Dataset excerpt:
════════════════

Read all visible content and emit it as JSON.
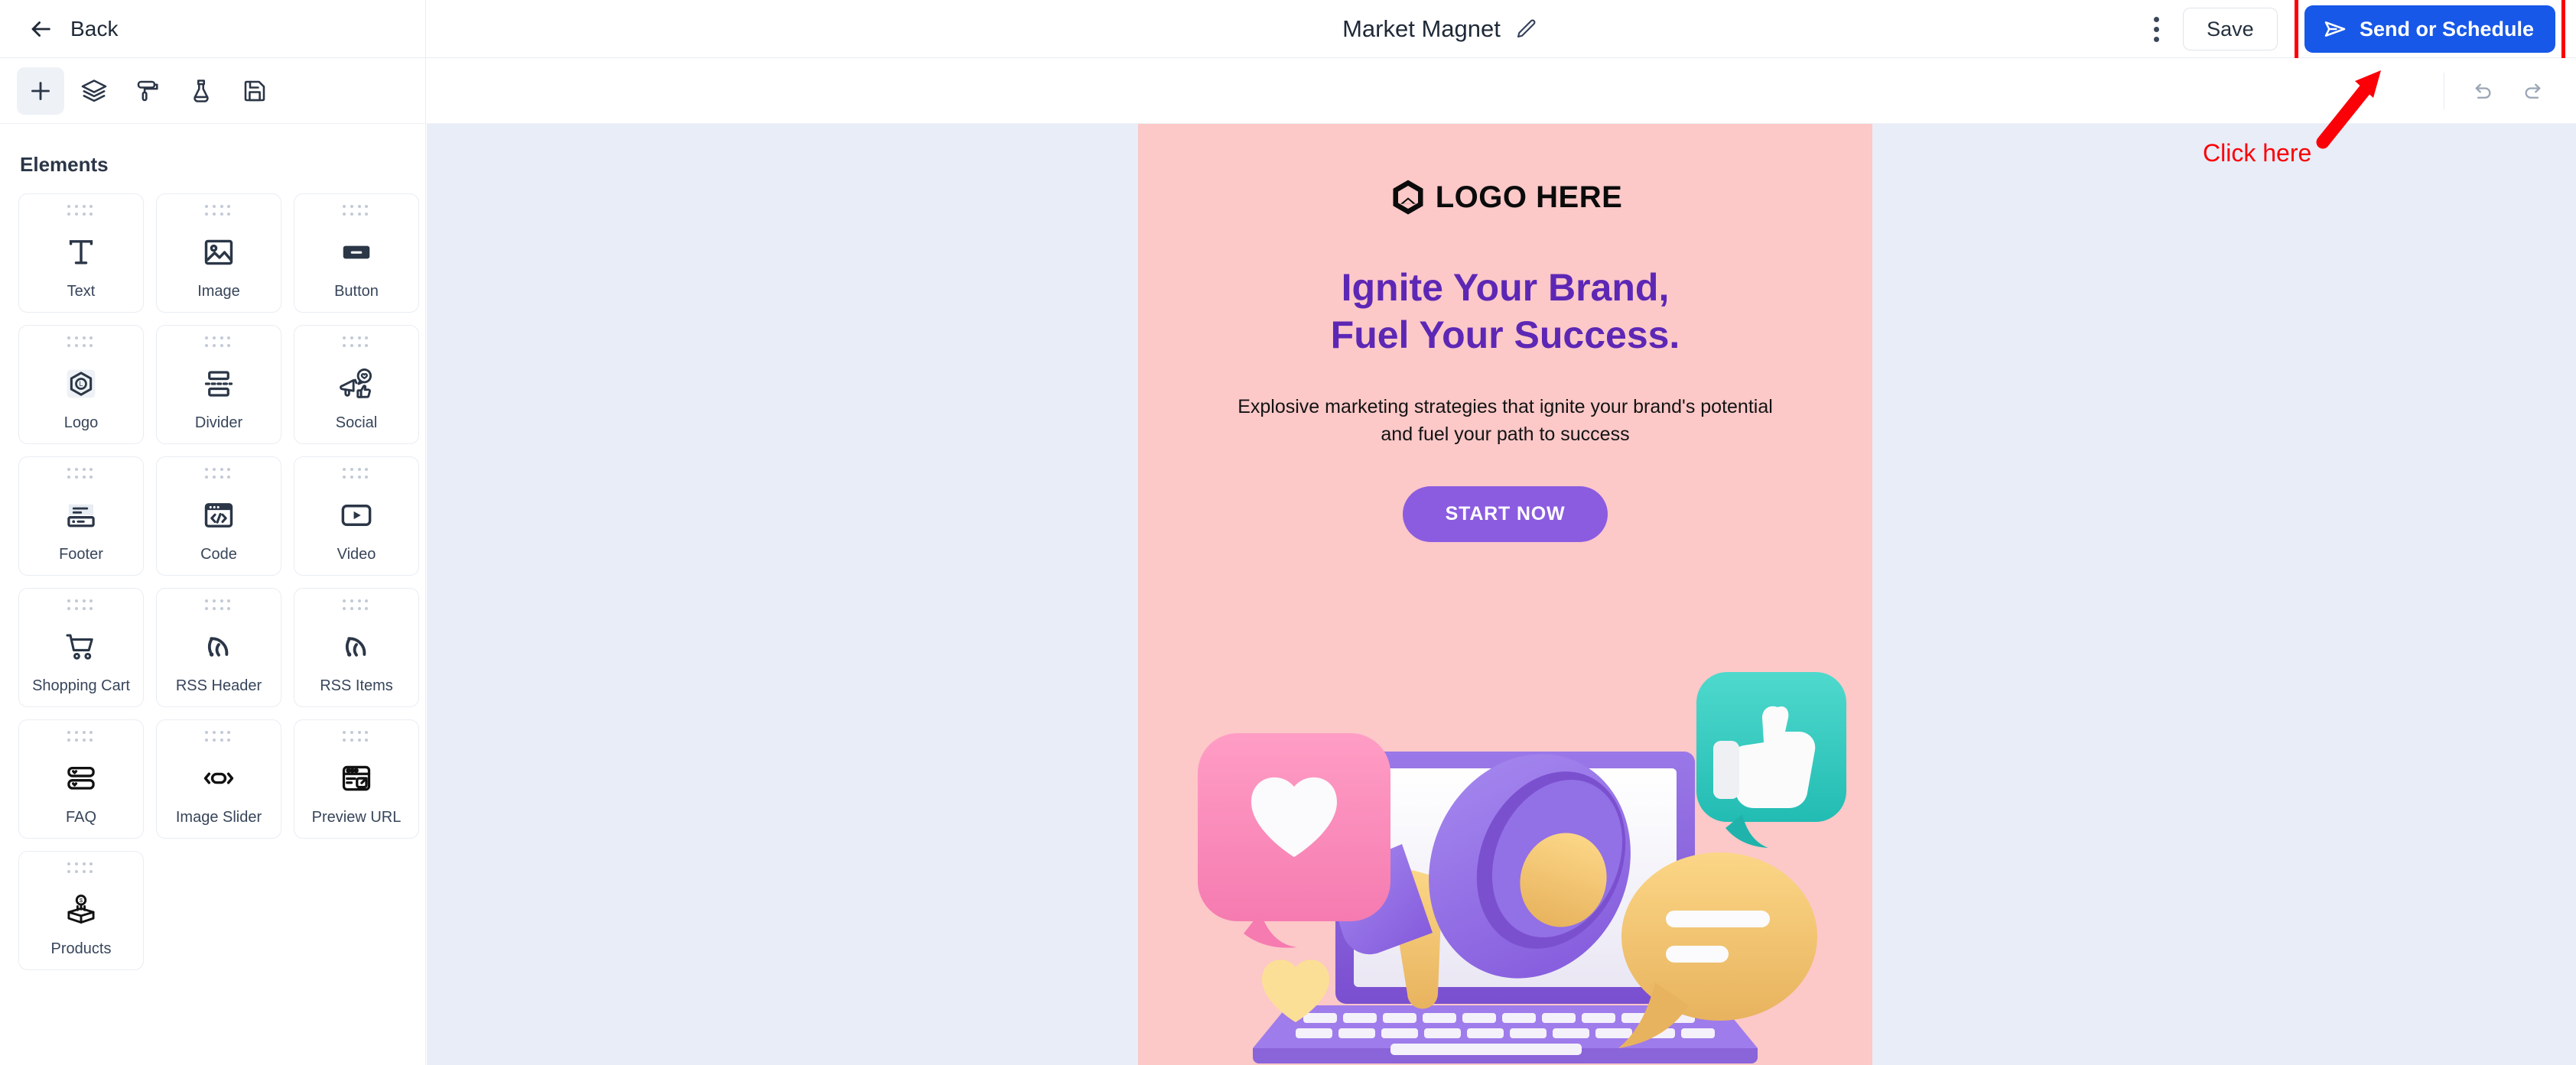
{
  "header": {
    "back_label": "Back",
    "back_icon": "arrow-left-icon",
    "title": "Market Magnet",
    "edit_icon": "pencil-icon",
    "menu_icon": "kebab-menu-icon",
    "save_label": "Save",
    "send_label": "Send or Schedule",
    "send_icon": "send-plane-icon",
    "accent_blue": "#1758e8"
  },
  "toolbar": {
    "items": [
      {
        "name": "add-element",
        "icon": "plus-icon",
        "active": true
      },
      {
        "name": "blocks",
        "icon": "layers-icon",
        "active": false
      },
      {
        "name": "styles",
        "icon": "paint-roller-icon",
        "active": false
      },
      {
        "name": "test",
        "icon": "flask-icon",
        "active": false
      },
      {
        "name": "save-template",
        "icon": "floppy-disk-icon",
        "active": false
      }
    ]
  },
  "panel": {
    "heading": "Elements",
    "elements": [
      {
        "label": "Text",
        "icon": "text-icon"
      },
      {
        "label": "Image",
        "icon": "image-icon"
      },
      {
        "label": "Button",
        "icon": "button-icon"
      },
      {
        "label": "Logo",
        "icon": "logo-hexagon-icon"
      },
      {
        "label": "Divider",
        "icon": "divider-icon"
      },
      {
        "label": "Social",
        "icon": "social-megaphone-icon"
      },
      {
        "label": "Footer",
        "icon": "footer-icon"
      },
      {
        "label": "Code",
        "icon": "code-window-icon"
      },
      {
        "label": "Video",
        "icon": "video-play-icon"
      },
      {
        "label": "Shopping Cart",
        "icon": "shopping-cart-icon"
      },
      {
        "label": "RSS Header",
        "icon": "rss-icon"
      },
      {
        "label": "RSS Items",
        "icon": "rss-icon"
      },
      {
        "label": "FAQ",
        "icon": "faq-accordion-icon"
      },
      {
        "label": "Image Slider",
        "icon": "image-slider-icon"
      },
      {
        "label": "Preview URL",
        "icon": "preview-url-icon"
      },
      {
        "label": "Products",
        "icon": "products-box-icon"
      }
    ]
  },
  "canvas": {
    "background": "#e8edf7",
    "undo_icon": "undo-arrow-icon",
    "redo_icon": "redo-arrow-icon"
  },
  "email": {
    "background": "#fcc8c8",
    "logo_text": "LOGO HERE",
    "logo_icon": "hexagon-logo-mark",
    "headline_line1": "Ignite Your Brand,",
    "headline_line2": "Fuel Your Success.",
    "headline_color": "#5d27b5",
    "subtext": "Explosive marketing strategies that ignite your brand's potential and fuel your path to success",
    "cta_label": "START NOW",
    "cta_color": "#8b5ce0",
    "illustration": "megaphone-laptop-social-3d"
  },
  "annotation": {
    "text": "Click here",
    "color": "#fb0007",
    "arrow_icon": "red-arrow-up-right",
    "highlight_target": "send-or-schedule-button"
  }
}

════════════════

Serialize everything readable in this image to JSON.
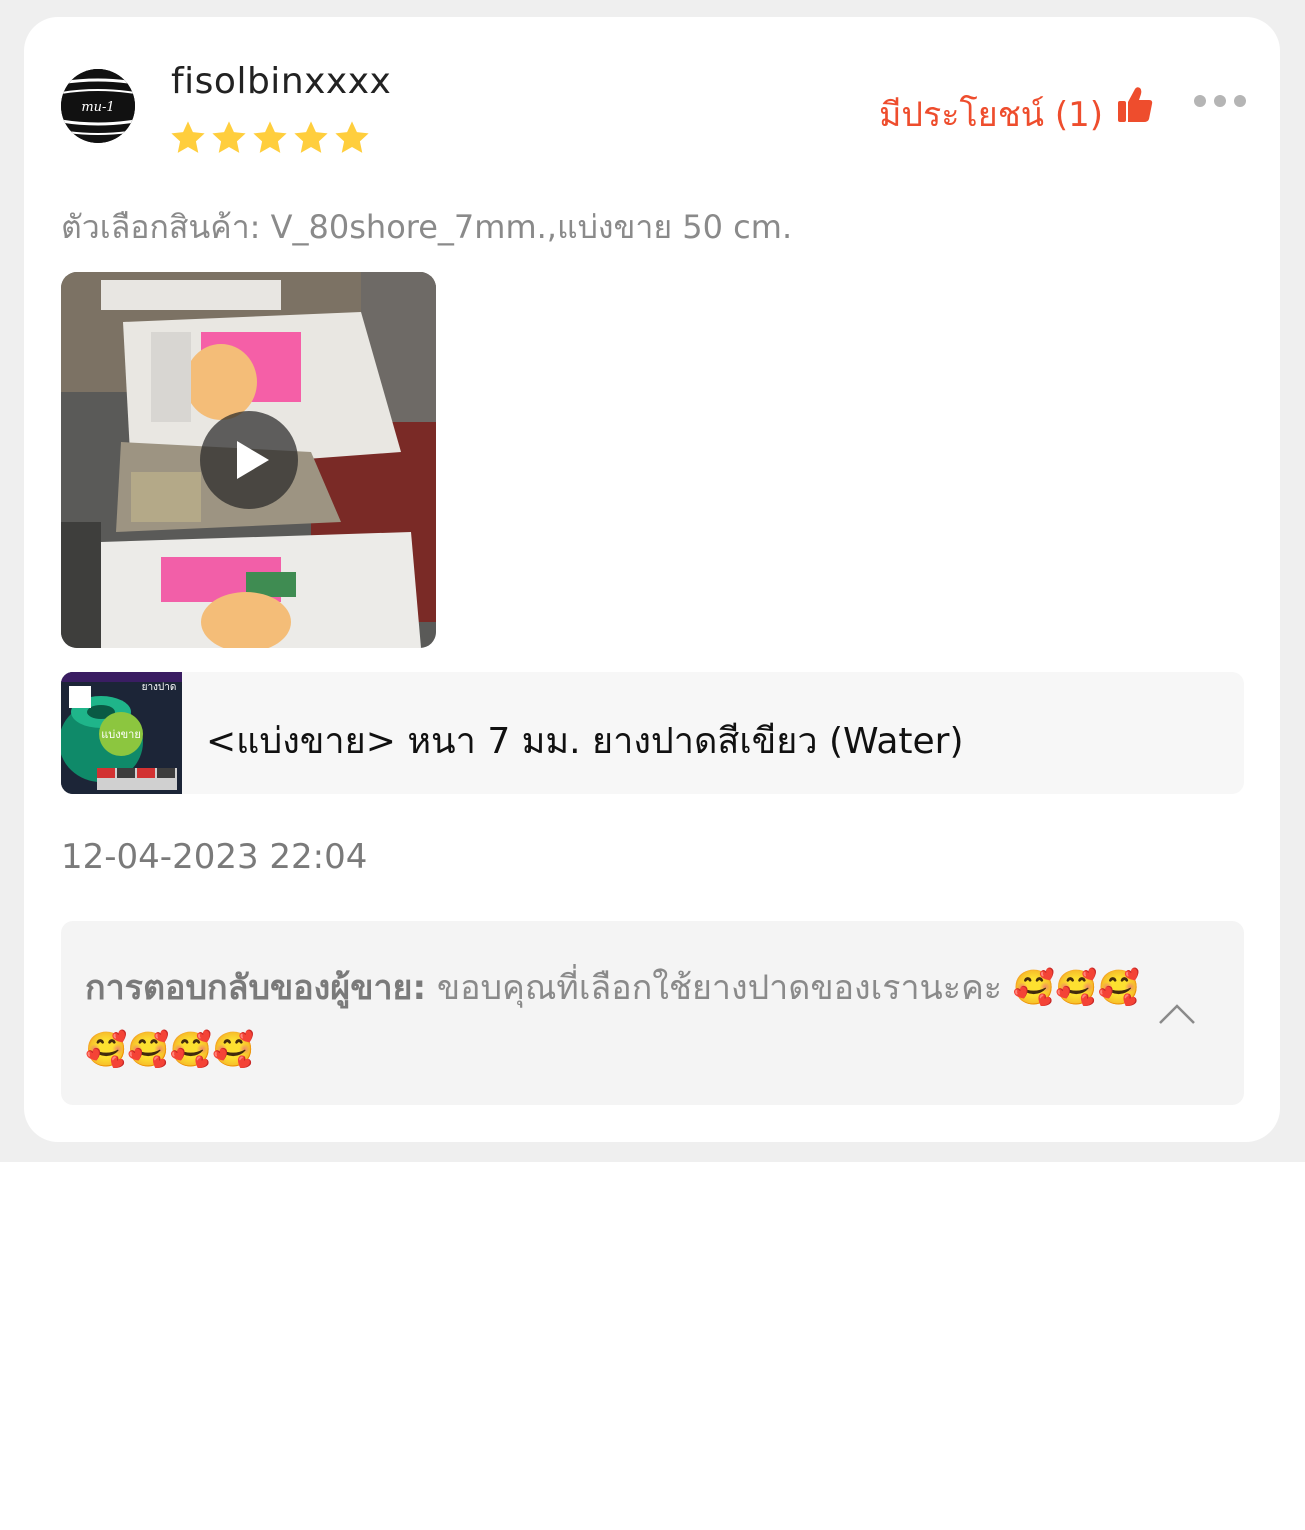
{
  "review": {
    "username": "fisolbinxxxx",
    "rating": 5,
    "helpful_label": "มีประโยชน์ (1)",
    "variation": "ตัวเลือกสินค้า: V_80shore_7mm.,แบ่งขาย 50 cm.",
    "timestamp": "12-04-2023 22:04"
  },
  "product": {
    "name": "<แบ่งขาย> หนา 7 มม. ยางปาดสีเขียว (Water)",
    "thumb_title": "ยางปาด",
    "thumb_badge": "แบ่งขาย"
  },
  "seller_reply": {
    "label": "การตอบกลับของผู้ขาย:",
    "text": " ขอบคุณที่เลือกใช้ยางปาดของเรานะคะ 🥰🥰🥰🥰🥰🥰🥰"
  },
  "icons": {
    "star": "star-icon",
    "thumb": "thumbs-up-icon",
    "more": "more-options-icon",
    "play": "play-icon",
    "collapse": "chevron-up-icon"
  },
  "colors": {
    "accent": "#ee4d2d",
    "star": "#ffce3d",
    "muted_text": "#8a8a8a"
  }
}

════════════════

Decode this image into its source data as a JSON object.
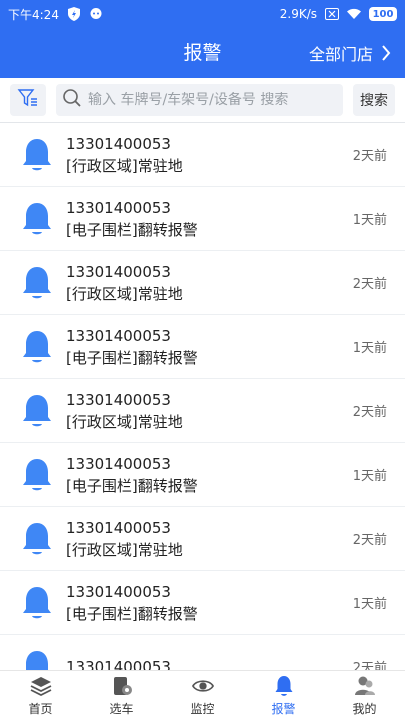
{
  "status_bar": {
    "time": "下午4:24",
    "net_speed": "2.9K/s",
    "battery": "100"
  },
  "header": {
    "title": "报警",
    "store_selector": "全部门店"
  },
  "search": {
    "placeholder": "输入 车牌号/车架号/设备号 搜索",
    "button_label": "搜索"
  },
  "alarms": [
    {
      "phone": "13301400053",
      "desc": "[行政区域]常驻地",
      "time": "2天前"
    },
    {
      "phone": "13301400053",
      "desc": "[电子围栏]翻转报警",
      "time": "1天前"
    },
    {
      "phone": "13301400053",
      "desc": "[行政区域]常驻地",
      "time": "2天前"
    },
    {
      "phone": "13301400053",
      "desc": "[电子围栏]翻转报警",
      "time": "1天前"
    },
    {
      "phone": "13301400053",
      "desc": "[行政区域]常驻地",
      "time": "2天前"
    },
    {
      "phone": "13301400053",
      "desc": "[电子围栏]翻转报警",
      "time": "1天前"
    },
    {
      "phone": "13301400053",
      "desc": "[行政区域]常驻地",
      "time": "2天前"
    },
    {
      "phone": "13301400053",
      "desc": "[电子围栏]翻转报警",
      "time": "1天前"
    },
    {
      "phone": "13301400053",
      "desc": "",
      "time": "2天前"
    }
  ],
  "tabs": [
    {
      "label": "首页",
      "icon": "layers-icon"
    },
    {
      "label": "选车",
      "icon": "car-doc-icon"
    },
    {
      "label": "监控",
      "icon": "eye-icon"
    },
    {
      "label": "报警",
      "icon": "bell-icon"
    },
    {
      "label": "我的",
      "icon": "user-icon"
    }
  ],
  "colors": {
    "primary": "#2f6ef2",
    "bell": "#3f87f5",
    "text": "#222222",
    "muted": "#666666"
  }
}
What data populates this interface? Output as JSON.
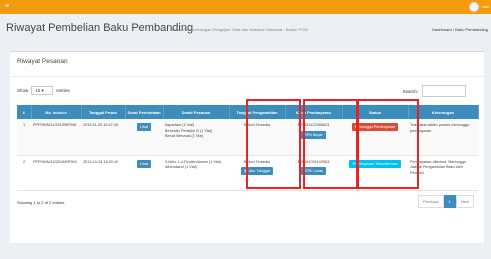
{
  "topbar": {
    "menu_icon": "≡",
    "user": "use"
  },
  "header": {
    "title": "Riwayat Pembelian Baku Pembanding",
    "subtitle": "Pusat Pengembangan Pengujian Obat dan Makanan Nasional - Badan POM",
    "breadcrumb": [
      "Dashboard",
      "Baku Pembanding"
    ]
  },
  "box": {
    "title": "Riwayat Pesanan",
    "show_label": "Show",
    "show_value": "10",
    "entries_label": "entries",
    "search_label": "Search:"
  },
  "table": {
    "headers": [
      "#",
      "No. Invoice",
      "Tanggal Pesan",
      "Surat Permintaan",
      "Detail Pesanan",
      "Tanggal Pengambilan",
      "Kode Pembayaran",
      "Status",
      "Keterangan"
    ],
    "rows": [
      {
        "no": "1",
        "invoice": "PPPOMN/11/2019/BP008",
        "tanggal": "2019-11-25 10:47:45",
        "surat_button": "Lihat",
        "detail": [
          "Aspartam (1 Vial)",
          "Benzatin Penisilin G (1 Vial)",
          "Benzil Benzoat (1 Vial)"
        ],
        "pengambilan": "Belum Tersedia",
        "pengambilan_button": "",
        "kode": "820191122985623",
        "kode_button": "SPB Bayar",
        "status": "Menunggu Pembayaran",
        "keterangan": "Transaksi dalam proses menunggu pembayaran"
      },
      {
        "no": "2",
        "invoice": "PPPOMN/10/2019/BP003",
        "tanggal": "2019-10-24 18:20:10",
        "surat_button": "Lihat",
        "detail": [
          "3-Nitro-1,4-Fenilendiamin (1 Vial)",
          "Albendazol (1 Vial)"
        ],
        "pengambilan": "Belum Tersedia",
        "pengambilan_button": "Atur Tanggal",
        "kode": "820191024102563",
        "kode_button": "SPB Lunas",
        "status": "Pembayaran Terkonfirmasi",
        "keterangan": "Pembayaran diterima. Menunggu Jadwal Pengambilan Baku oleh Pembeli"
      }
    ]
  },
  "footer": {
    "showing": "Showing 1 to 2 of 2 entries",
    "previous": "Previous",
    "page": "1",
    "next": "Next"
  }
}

════════════════

• THE PROBLEM: Collect every line from the records above that contains the word "PPPOMN".

• COMPLETED TASK:
        "invoice": "PPPOMN/11/2019/BP008",
        "invoice": "PPPOMN/10/2019/BP003",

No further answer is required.